Print the data exactly as it is given, please.

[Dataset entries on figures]

——

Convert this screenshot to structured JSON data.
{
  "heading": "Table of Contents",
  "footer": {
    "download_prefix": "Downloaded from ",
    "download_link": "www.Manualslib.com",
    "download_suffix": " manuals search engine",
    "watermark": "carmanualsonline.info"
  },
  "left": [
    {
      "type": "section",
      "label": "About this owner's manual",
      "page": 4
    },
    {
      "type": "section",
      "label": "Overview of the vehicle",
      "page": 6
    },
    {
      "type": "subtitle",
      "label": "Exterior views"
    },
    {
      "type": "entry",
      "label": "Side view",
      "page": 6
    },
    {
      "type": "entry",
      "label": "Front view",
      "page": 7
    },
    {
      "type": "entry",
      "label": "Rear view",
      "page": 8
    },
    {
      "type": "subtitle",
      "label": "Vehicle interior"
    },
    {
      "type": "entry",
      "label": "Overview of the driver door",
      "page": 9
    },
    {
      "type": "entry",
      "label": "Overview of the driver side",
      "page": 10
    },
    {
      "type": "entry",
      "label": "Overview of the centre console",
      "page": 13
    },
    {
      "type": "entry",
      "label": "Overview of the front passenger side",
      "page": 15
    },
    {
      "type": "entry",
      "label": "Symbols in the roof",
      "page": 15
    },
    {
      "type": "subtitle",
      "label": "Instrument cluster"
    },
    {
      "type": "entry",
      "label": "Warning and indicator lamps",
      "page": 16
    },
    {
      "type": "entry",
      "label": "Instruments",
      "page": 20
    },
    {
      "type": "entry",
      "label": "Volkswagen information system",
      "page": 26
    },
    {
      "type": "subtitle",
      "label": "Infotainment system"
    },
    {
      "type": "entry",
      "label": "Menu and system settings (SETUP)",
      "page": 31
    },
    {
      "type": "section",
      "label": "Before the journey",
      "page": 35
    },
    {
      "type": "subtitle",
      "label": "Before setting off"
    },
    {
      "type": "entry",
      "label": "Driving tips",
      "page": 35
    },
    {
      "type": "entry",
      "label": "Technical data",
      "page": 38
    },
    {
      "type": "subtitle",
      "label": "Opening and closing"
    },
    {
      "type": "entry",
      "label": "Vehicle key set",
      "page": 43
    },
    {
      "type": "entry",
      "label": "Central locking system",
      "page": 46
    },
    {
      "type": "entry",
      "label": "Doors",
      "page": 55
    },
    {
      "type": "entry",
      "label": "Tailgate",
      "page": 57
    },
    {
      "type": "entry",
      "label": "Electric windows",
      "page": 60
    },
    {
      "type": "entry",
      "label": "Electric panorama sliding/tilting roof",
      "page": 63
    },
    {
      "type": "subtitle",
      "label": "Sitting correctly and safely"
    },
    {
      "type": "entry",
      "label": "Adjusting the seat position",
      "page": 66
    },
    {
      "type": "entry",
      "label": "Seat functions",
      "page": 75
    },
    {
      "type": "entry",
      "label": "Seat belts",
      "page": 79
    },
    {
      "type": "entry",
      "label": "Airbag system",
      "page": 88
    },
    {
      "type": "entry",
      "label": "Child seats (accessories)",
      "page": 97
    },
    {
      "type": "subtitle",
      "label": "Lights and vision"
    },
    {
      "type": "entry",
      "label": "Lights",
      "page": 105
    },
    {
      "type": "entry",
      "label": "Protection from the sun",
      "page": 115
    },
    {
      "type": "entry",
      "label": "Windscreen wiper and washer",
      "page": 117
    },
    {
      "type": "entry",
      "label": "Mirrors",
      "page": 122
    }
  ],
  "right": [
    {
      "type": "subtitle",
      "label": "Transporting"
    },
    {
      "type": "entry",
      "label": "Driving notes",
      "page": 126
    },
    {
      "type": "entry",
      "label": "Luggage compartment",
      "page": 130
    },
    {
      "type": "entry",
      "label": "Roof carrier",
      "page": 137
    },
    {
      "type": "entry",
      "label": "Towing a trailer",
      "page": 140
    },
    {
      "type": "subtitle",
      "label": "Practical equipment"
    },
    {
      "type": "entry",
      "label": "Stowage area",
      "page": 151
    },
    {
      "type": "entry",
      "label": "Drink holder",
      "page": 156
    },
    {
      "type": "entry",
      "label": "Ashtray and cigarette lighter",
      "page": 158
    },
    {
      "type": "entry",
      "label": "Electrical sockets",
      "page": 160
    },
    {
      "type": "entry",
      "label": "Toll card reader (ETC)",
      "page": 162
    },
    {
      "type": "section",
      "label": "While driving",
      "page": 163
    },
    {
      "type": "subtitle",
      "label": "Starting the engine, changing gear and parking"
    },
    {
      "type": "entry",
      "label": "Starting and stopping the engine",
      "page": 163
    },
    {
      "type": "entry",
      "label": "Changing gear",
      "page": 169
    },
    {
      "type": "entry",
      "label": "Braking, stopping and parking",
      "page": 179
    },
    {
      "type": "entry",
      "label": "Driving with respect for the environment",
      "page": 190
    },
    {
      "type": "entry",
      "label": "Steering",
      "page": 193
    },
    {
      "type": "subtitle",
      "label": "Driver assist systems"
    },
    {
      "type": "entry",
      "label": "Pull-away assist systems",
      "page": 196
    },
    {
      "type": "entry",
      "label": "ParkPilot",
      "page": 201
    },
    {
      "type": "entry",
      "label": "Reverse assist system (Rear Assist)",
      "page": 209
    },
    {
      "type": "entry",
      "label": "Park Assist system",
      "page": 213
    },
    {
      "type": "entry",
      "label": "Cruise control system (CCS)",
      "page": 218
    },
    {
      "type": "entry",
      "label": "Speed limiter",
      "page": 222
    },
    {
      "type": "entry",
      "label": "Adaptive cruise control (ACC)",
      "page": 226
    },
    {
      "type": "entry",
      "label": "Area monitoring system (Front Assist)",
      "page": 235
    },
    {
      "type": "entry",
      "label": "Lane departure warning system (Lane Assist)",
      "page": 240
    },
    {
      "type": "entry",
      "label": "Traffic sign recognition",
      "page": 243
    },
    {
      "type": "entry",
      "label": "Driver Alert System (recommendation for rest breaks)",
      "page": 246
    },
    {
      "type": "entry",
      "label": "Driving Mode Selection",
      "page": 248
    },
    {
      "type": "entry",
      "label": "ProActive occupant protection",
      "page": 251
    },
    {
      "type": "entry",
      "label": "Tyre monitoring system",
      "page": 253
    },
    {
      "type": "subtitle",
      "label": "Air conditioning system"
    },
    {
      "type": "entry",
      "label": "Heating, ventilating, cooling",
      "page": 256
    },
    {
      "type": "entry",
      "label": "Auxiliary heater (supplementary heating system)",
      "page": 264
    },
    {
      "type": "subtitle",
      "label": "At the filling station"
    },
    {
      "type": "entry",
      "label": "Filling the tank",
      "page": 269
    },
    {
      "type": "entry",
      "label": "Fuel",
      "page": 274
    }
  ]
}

——

Result for this exercise:
Convert this screenshot to structured JSON data.
{
  "heading": "Table of Contents",
  "footer": {
    "download_prefix": "Downloaded from ",
    "download_link": "www.Manualslib.com",
    "download_suffix": " manuals search engine",
    "watermark": "carmanualsonline.info"
  },
  "left": [
    {
      "type": "section",
      "label": "About this owner's manual",
      "page": 4
    },
    {
      "type": "section",
      "label": "Overview of the vehicle",
      "page": 6
    },
    {
      "type": "subtitle",
      "label": "Exterior views"
    },
    {
      "type": "entry",
      "label": "Side view",
      "page": 6
    },
    {
      "type": "entry",
      "label": "Front view",
      "page": 7
    },
    {
      "type": "entry",
      "label": "Rear view",
      "page": 8
    },
    {
      "type": "subtitle",
      "label": "Vehicle interior"
    },
    {
      "type": "entry",
      "label": "Overview of the driver door",
      "page": 9
    },
    {
      "type": "entry",
      "label": "Overview of the driver side",
      "page": 10
    },
    {
      "type": "entry",
      "label": "Overview of the centre console",
      "page": 13
    },
    {
      "type": "entry",
      "label": "Overview of the front passenger side",
      "page": 15
    },
    {
      "type": "entry",
      "label": "Symbols in the roof",
      "page": 15
    },
    {
      "type": "subtitle",
      "label": "Instrument cluster"
    },
    {
      "type": "entry",
      "label": "Warning and indicator lamps",
      "page": 16
    },
    {
      "type": "entry",
      "label": "Instruments",
      "page": 20
    },
    {
      "type": "entry",
      "label": "Volkswagen information system",
      "page": 26
    },
    {
      "type": "subtitle",
      "label": "Infotainment system"
    },
    {
      "type": "entry",
      "label": "Menu and system settings (SETUP)",
      "page": 31
    },
    {
      "type": "section",
      "label": "Before the journey",
      "page": 35
    },
    {
      "type": "subtitle",
      "label": "Before setting off"
    },
    {
      "type": "entry",
      "label": "Driving tips",
      "page": 35
    },
    {
      "type": "entry",
      "label": "Technical data",
      "page": 38
    },
    {
      "type": "subtitle",
      "label": "Opening and closing"
    },
    {
      "type": "entry",
      "label": "Vehicle key set",
      "page": 43
    },
    {
      "type": "entry",
      "label": "Central locking system",
      "page": 46
    },
    {
      "type": "entry",
      "label": "Doors",
      "page": 55
    },
    {
      "type": "entry",
      "label": "Tailgate",
      "page": 57
    },
    {
      "type": "entry",
      "label": "Electric windows",
      "page": 60
    },
    {
      "type": "entry",
      "label": "Electric panorama sliding/tilting roof",
      "page": 63
    },
    {
      "type": "subtitle",
      "label": "Sitting correctly and safely"
    },
    {
      "type": "entry",
      "label": "Adjusting the seat position",
      "page": 66
    },
    {
      "type": "entry",
      "label": "Seat functions",
      "page": 75
    },
    {
      "type": "entry",
      "label": "Seat belts",
      "page": 79
    },
    {
      "type": "entry",
      "label": "Airbag system",
      "page": 88
    },
    {
      "type": "entry",
      "label": "Child seats (accessories)",
      "page": 97
    },
    {
      "type": "subtitle",
      "label": "Lights and vision"
    },
    {
      "type": "entry",
      "label": "Lights",
      "page": 105
    },
    {
      "type": "entry",
      "label": "Protection from the sun",
      "page": 115
    },
    {
      "type": "entry",
      "label": "Windscreen wiper and washer",
      "page": 117
    },
    {
      "type": "entry",
      "label": "Mirrors",
      "page": 122
    }
  ],
  "right": [
    {
      "type": "subtitle",
      "label": "Transporting"
    },
    {
      "type": "entry",
      "label": "Driving notes",
      "page": 126
    },
    {
      "type": "entry",
      "label": "Luggage compartment",
      "page": 130
    },
    {
      "type": "entry",
      "label": "Roof carrier",
      "page": 137
    },
    {
      "type": "entry",
      "label": "Towing a trailer",
      "page": 140
    },
    {
      "type": "subtitle",
      "label": "Practical equipment"
    },
    {
      "type": "entry",
      "label": "Stowage area",
      "page": 151
    },
    {
      "type": "entry",
      "label": "Drink holder",
      "page": 156
    },
    {
      "type": "entry",
      "label": "Ashtray and cigarette lighter",
      "page": 158
    },
    {
      "type": "entry",
      "label": "Electrical sockets",
      "page": 160
    },
    {
      "type": "entry",
      "label": "Toll card reader (ETC)",
      "page": 162
    },
    {
      "type": "section",
      "label": "While driving",
      "page": 163
    },
    {
      "type": "subtitle",
      "label": "Starting the engine, changing gear and parking"
    },
    {
      "type": "entry",
      "label": "Starting and stopping the engine",
      "page": 163
    },
    {
      "type": "entry",
      "label": "Changing gear",
      "page": 169
    },
    {
      "type": "entry",
      "label": "Braking, stopping and parking",
      "page": 179
    },
    {
      "type": "entry",
      "label": "Driving with respect for the environment",
      "page": 190
    },
    {
      "type": "entry",
      "label": "Steering",
      "page": 193
    },
    {
      "type": "subtitle",
      "label": "Driver assist systems"
    },
    {
      "type": "entry",
      "label": "Pull-away assist systems",
      "page": 196
    },
    {
      "type": "entry",
      "label": "ParkPilot",
      "page": 201
    },
    {
      "type": "entry",
      "label": "Reverse assist system (Rear Assist)",
      "page": 209
    },
    {
      "type": "entry",
      "label": "Park Assist system",
      "page": 213
    },
    {
      "type": "entry",
      "label": "Cruise control system (CCS)",
      "page": 218
    },
    {
      "type": "entry",
      "label": "Speed limiter",
      "page": 222
    },
    {
      "type": "entry",
      "label": "Adaptive cruise control (ACC)",
      "page": 226
    },
    {
      "type": "entry",
      "label": "Area monitoring system (Front Assist)",
      "page": 235
    },
    {
      "type": "entry",
      "label": "Lane departure warning system (Lane Assist)",
      "page": 240
    },
    {
      "type": "entry",
      "label": "Traffic sign recognition",
      "page": 243
    },
    {
      "type": "entry",
      "label": "Driver Alert System (recommendation for rest breaks)",
      "page": 246
    },
    {
      "type": "entry",
      "label": "Driving Mode Selection",
      "page": 248
    },
    {
      "type": "entry",
      "label": "ProActive occupant protection",
      "page": 251
    },
    {
      "type": "entry",
      "label": "Tyre monitoring system",
      "page": 253
    },
    {
      "type": "subtitle",
      "label": "Air conditioning system"
    },
    {
      "type": "entry",
      "label": "Heating, ventilating, cooling",
      "page": 256
    },
    {
      "type": "entry",
      "label": "Auxiliary heater (supplementary heating system)",
      "page": 264
    },
    {
      "type": "subtitle",
      "label": "At the filling station"
    },
    {
      "type": "entry",
      "label": "Filling the tank",
      "page": 269
    },
    {
      "type": "entry",
      "label": "Fuel",
      "page": 274
    }
  ]
}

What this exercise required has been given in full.